TASK: Extract the complete listing and output it unchanged.

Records
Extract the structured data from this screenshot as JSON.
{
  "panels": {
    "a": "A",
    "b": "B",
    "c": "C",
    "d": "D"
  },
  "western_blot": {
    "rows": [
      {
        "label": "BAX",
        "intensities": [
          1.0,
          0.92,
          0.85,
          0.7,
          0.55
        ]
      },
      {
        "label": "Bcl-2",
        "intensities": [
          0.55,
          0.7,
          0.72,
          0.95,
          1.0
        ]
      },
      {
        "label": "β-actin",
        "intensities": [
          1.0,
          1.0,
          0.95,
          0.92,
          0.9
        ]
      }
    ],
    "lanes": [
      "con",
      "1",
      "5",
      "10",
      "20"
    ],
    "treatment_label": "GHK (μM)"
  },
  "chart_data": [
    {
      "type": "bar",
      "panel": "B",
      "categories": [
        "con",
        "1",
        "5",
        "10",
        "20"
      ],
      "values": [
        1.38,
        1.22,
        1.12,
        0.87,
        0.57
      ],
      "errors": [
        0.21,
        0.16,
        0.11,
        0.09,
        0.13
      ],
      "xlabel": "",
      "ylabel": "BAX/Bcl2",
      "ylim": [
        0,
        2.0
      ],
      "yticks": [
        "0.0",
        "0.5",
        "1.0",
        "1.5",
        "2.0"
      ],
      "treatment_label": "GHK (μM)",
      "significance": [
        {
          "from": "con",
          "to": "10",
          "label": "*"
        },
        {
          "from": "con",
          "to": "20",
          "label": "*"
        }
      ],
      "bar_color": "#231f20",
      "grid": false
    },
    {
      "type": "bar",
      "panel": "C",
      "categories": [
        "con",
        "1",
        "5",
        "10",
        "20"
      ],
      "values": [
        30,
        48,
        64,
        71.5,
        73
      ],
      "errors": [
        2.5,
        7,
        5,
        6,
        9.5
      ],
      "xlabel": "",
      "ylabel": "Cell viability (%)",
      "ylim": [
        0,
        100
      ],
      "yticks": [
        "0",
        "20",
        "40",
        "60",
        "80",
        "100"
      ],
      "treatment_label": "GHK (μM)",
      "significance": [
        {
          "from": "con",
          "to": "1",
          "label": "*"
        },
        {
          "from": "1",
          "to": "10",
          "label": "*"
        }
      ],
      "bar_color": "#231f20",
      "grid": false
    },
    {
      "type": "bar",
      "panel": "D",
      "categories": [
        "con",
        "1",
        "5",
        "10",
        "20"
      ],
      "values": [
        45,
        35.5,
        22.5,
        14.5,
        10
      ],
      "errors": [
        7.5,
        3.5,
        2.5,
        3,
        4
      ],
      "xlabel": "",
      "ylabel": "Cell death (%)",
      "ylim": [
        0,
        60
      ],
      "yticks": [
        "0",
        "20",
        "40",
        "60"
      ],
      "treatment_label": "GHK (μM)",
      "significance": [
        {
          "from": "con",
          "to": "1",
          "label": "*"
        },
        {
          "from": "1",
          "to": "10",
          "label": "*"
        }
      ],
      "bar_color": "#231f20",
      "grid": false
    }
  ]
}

SOLUTION TO THE PROBLEM:
Extract the structured data from this screenshot as JSON.
{
  "panels": {
    "a": "A",
    "b": "B",
    "c": "C",
    "d": "D"
  },
  "western_blot": {
    "rows": [
      {
        "label": "BAX",
        "intensities": [
          1.0,
          0.92,
          0.85,
          0.7,
          0.55
        ]
      },
      {
        "label": "Bcl-2",
        "intensities": [
          0.55,
          0.7,
          0.72,
          0.95,
          1.0
        ]
      },
      {
        "label": "β-actin",
        "intensities": [
          1.0,
          1.0,
          0.95,
          0.92,
          0.9
        ]
      }
    ],
    "lanes": [
      "con",
      "1",
      "5",
      "10",
      "20"
    ],
    "treatment_label": "GHK (μM)"
  },
  "chart_data": [
    {
      "type": "bar",
      "panel": "B",
      "categories": [
        "con",
        "1",
        "5",
        "10",
        "20"
      ],
      "values": [
        1.38,
        1.22,
        1.12,
        0.87,
        0.57
      ],
      "errors": [
        0.21,
        0.16,
        0.11,
        0.09,
        0.13
      ],
      "xlabel": "",
      "ylabel": "BAX/Bcl2",
      "ylim": [
        0,
        2.0
      ],
      "yticks": [
        "0.0",
        "0.5",
        "1.0",
        "1.5",
        "2.0"
      ],
      "treatment_label": "GHK (μM)",
      "significance": [
        {
          "from": "con",
          "to": "10",
          "label": "*"
        },
        {
          "from": "con",
          "to": "20",
          "label": "*"
        }
      ],
      "bar_color": "#231f20",
      "grid": false
    },
    {
      "type": "bar",
      "panel": "C",
      "categories": [
        "con",
        "1",
        "5",
        "10",
        "20"
      ],
      "values": [
        30,
        48,
        64,
        71.5,
        73
      ],
      "errors": [
        2.5,
        7,
        5,
        6,
        9.5
      ],
      "xlabel": "",
      "ylabel": "Cell viability (%)",
      "ylim": [
        0,
        100
      ],
      "yticks": [
        "0",
        "20",
        "40",
        "60",
        "80",
        "100"
      ],
      "treatment_label": "GHK (μM)",
      "significance": [
        {
          "from": "con",
          "to": "1",
          "label": "*"
        },
        {
          "from": "1",
          "to": "10",
          "label": "*"
        }
      ],
      "bar_color": "#231f20",
      "grid": false
    },
    {
      "type": "bar",
      "panel": "D",
      "categories": [
        "con",
        "1",
        "5",
        "10",
        "20"
      ],
      "values": [
        45,
        35.5,
        22.5,
        14.5,
        10
      ],
      "errors": [
        7.5,
        3.5,
        2.5,
        3,
        4
      ],
      "xlabel": "",
      "ylabel": "Cell death (%)",
      "ylim": [
        0,
        60
      ],
      "yticks": [
        "0",
        "20",
        "40",
        "60"
      ],
      "treatment_label": "GHK (μM)",
      "significance": [
        {
          "from": "con",
          "to": "1",
          "label": "*"
        },
        {
          "from": "1",
          "to": "10",
          "label": "*"
        }
      ],
      "bar_color": "#231f20",
      "grid": false
    }
  ]
}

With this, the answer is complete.